**REQUIREMENTS**
Write out the listing below without alteration, omitting its pictures.

## start RECORD EXTRACTS

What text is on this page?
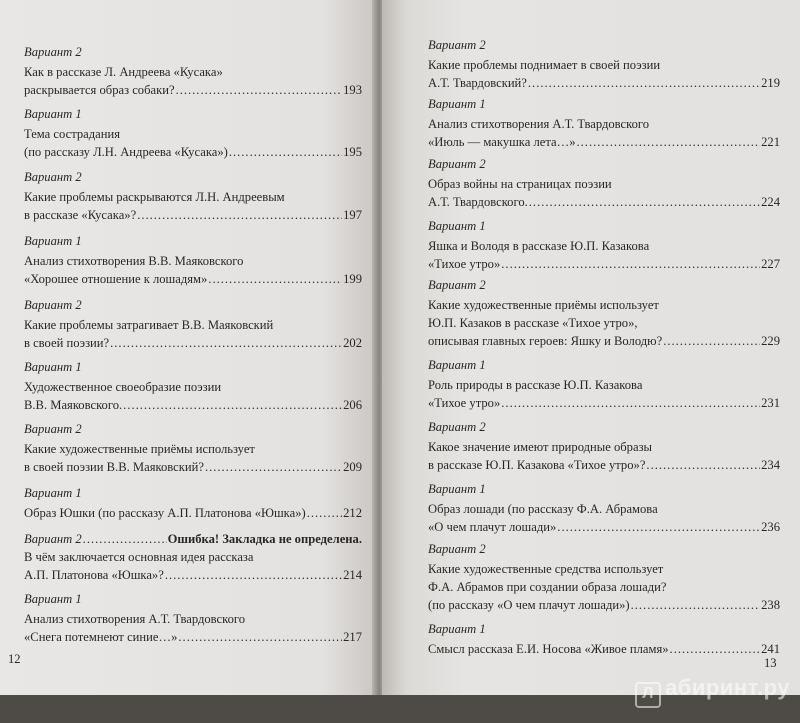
Вариант 2
Как в рассказе Л. Андреева «Кусака»
раскрывается образ собаки? .....	193
Вариант 1
Тема сострадания
(по рассказу Л.Н. Андреева «Кусака») .....	195
Вариант 2
Какие проблемы раскрываются Л.Н. Андреевым
в рассказе «Кусака»? .....	197
Вариант 1
Анализ стихотворения В.В. Маяковского
«Хорошее отношение к лошадям» .....	199
Вариант 2
Какие проблемы затрагивает В.В. Маяковский
в своей поэзии? .....	202
Вариант 1
Художественное своеобразие поэзии
В.В. Маяковского. .....	206
Вариант 2
Какие художественные приёмы использует
в своей поэзии В.В. Маяковский? .....	209
Вариант 1
Образ Юшки (по рассказу А.П. Платонова «Юшка») .....	212
Вариант 2 .....	Ошибка! Закладка не определена.
В чём заключается основная идея рассказа
А.П. Платонова «Юшка»? .....	214
Вариант 1
Анализ стихотворения А.Т. Твардовского
«Снега потемнеют синие…» .....	217
12
Вариант 2
Какие проблемы поднимает в своей поэзии
А.Т. Твардовский? .....	219
Вариант 1
Анализ стихотворения А.Т. Твардовского
«Июль — макушка лета…» .....	221
Вариант 2
Образ войны на страницах поэзии
А.Т. Твардовского. .....	224
Вариант 1
Яшка и Володя в рассказе Ю.П. Казакова
«Тихое утро» .....	227
Вариант 2
Какие художественные приёмы использует
Ю.П. Казаков в рассказе «Тихое утро»,
описывая главных героев: Яшку и Володю? .....	229
Вариант 1
Роль природы в рассказе Ю.П. Казакова
«Тихое утро» .....	231
Вариант 2
Какое значение имеют природные образы
в рассказе Ю.П. Казакова «Тихое утро»? .....	234
Вариант 1
Образ лошади (по рассказу Ф.А. Абрамова
«О чем плачут лошади» .....	236
Вариант 2
Какие художественные средства использует
Ф.А. Абрамов при создании образа лошади?
(по рассказу «О чем плачут лошади») .....	238
Вариант 1
Смысл рассказа Е.И. Носова «Живое пламя» .....	241
13
Л абиринт.ру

## end RECORD EXTRACTS

**ANSWER TO THIS TASK**
What text is on this page?
Вариант 2
Как в рассказе Л. Андреева «Кусака»
раскрывается образ собаки? .....	193
Вариант 1
Тема сострадания
(по рассказу Л.Н. Андреева «Кусака») .....	195
Вариант 2
Какие проблемы раскрываются Л.Н. Андреевым
в рассказе «Кусака»? .....	197
Вариант 1
Анализ стихотворения В.В. Маяковского
«Хорошее отношение к лошадям» .....	199
Вариант 2
Какие проблемы затрагивает В.В. Маяковский
в своей поэзии? .....	202
Вариант 1
Художественное своеобразие поэзии
В.В. Маяковского. .....	206
Вариант 2
Какие художественные приёмы использует
в своей поэзии В.В. Маяковский? .....	209
Вариант 1
Образ Юшки (по рассказу А.П. Платонова «Юшка») .....	212
Вариант 2 .....	Ошибка! Закладка не определена.
В чём заключается основная идея рассказа
А.П. Платонова «Юшка»? .....	214
Вариант 1
Анализ стихотворения А.Т. Твардовского
«Снега потемнеют синие…» .....	217
12
Вариант 2
Какие проблемы поднимает в своей поэзии
А.Т. Твардовский? .....	219
Вариант 1
Анализ стихотворения А.Т. Твардовского
«Июль — макушка лета…» .....	221
Вариант 2
Образ войны на страницах поэзии
А.Т. Твардовского. .....	224
Вариант 1
Яшка и Володя в рассказе Ю.П. Казакова
«Тихое утро» .....	227
Вариант 2
Какие художественные приёмы использует
Ю.П. Казаков в рассказе «Тихое утро»,
описывая главных героев: Яшку и Володю? .....	229
Вариант 1
Роль природы в рассказе Ю.П. Казакова
«Тихое утро» .....	231
Вариант 2
Какое значение имеют природные образы
в рассказе Ю.П. Казакова «Тихое утро»? .....	234
Вариант 1
Образ лошади (по рассказу Ф.А. Абрамова
«О чем плачут лошади» .....	236
Вариант 2
Какие художественные средства использует
Ф.А. Абрамов при создании образа лошади?
(по рассказу «О чем плачут лошади») .....	238
Вариант 1
Смысл рассказа Е.И. Носова «Живое пламя» .....	241
13
Л абиринт.ру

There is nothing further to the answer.